Raw records:
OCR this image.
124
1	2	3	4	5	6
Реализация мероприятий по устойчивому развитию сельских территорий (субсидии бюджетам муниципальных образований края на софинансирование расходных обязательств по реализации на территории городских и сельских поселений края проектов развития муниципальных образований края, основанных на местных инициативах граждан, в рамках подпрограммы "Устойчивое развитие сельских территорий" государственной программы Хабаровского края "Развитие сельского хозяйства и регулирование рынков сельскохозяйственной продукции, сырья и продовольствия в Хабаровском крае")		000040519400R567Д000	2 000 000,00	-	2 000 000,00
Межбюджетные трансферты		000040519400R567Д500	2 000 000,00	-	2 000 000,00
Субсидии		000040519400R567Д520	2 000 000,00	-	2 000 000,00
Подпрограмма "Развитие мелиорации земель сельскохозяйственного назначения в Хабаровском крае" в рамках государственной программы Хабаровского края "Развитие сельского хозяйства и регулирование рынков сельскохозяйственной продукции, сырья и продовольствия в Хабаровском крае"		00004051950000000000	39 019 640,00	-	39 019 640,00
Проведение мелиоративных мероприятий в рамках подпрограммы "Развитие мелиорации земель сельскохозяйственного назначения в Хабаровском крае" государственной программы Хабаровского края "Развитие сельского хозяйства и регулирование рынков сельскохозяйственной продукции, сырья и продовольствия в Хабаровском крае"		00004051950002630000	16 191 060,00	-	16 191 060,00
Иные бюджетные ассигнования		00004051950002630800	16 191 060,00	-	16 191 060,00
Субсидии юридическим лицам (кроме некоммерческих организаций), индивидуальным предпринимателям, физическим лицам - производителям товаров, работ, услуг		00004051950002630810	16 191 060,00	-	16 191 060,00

REQUIREMENTS:
Give a word-for-word copy of the records.

EXERCISE RESULT:
OCR this image.
124
1	2	3	4	5	6
Реализация мероприятий по устойчивому развитию сельских территорий (субсидии бюджетам муниципальных образований края на софинансирование расходных обязательств по реализации на территории городских и сельских поселений края проектов развития муниципальных образований края, основанных на местных инициативах граждан, в рамках подпрограммы "Устойчивое развитие сельских территорий" государственной программы Хабаровского края "Развитие сельского хозяйства и регулирование рынков сельскохозяйственной продукции, сырья и продовольствия в Хабаровском крае")		000040519400R567Д000	2 000 000,00	-	2 000 000,00
Межбюджетные трансферты		000040519400R567Д500	2 000 000,00	-	2 000 000,00
Субсидии		000040519400R567Д520	2 000 000,00	-	2 000 000,00
Подпрограмма "Развитие мелиорации земель сельскохозяйственного назначения в Хабаровском крае" в рамках государственной программы Хабаровского края "Развитие сельского хозяйства и регулирование рынков сельскохозяйственной продукции, сырья и продовольствия в Хабаровском крае"		00004051950000000000	39 019 640,00	-	39 019 640,00
Проведение мелиоративных мероприятий в рамках подпрограммы "Развитие мелиорации земель сельскохозяйственного назначения в Хабаровском крае" государственной программы Хабаровского края "Развитие сельского хозяйства и регулирование рынков сельскохозяйственной продукции, сырья и продовольствия в Хабаровском крае"		00004051950002630000	16 191 060,00	-	16 191 060,00
Иные бюджетные ассигнования		00004051950002630800	16 191 060,00	-	16 191 060,00
Субсидии юридическим лицам (кроме некоммерческих организаций), индивидуальным предпринимателям, физическим лицам - производителям товаров, работ, услуг		00004051950002630810	16 191 060,00	-	16 191 060,00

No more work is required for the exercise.